Anschlag auf Chakuza

Es scheint so, als würde die Attentatserie, auf in Deutschland erfolgreiche Rapper, nicht abreißen. Nun erreichte uns auch die Meldung, dass Chakuza, das ersguterjunge-Signing aus Österrreich,  am  letzten Donnerstag Opfer eines Anschlags wurde. Dieser Anschlag wurde zwar nicht mit Pistolen oder Messern verübt,  Chakuza wurde dabei aber trotzdem schwer verletzt. Hamadi, ein persönlicher Freund Chakuzas und Chef des Produzententeams Beatlefield, sprach in einer exklusiven Stellungnahme mit rap.de über den Tathergang.

_Bereitgestellte Daten_
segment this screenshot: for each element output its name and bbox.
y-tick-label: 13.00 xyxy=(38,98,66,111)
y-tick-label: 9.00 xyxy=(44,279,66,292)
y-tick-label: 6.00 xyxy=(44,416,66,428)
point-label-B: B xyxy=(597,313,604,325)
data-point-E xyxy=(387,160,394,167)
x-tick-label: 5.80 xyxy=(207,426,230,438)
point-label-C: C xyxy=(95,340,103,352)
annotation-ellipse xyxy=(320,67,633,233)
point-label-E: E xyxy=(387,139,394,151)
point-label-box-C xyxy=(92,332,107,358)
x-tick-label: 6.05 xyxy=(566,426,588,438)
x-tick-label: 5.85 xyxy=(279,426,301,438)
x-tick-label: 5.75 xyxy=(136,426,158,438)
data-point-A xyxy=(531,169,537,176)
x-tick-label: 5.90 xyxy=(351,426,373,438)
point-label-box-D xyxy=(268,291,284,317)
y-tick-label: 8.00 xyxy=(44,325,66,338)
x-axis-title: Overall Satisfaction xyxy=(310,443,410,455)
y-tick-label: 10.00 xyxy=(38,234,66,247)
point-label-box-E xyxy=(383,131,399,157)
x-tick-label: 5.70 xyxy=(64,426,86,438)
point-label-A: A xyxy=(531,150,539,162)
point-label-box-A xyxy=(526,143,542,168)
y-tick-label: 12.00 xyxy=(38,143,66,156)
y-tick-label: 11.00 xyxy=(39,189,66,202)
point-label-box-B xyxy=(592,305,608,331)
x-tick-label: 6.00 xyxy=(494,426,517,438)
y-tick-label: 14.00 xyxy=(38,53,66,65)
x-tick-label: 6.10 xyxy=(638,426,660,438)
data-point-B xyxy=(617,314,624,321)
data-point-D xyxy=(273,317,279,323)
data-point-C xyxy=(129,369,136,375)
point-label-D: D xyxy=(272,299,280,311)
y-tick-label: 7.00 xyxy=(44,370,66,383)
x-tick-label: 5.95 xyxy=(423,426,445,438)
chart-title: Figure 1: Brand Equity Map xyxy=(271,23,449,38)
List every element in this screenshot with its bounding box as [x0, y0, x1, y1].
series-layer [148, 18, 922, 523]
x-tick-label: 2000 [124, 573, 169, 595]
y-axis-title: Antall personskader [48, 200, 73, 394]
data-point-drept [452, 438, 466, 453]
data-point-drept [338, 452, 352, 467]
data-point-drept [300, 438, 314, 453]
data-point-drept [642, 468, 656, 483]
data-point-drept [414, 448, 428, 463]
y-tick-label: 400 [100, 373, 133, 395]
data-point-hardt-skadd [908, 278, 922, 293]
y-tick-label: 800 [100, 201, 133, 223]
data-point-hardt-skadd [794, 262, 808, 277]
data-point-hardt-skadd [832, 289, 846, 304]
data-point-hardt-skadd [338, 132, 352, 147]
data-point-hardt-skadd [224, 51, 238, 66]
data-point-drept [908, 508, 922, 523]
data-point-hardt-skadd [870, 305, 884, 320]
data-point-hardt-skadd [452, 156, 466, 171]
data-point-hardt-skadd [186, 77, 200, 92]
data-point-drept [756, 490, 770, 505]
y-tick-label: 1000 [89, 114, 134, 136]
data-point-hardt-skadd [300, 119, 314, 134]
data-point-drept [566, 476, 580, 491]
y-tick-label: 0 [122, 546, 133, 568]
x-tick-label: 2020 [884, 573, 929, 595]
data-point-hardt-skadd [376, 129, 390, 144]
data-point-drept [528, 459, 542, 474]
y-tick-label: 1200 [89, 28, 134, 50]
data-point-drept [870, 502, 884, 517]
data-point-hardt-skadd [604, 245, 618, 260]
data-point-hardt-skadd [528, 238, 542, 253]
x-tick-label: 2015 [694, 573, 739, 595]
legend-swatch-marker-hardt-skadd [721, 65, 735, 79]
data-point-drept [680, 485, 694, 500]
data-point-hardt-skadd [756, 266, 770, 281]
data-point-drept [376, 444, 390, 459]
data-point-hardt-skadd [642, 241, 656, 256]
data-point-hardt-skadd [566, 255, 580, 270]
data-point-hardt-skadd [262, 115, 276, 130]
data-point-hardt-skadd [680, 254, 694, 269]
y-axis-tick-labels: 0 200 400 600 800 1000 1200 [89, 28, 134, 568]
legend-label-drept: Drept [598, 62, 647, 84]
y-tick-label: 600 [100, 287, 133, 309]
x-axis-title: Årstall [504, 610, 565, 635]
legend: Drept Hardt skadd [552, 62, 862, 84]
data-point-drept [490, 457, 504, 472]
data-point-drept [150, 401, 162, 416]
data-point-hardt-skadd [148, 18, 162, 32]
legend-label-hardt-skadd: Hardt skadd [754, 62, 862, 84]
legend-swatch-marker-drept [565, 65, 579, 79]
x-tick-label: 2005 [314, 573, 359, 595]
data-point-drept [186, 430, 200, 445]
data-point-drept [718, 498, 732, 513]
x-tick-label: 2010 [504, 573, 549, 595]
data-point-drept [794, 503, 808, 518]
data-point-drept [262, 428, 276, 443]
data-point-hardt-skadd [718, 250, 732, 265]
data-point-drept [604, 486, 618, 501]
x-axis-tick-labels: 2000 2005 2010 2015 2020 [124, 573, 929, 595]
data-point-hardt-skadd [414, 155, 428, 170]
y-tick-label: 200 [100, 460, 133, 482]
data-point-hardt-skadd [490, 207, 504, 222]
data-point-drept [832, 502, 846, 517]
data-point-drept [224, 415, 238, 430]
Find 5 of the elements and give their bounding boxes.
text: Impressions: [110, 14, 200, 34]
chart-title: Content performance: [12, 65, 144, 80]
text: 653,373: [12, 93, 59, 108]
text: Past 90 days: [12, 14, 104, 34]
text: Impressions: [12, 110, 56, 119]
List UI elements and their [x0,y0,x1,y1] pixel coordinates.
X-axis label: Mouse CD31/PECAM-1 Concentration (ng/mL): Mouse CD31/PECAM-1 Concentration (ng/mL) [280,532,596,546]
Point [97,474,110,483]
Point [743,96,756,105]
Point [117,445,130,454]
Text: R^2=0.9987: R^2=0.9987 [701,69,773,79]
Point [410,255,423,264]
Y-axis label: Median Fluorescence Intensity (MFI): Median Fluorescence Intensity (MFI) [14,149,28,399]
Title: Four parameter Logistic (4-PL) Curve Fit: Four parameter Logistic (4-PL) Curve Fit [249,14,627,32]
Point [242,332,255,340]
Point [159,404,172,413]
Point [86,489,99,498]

_Arbeitsauftrag_
Schreiben Sie aus dem Textauszug wortgetreu ab, beginnend mit „Es scheint so, als“ und weiter bis einschließlich „über den Tathergang.“. Die Einträge stehen in keinem Zusammenhang mit dem Textauszug.

_Lösung_
Es scheint so, als würde die Attentatserie, auf in Deutschland erfolgreiche Rapper, nicht abreißen. Nun erreichte uns auch die Meldung, dass Chakuza, das ersguterjunge-Signing aus Österrreich,  am  letzten Donnerstag Opfer eines Anschlags wurde. Dieser Anschlag wurde zwar nicht mit Pistolen oder Messern verübt,  Chakuza wurde dabei aber trotzdem schwer verletzt. Hamadi, ein persönlicher Freund Chakuzas und Chef des Produzententeams Beatlefield, sprach in einer exklusiven Stellungnahme mit rap.de über den Tathergang.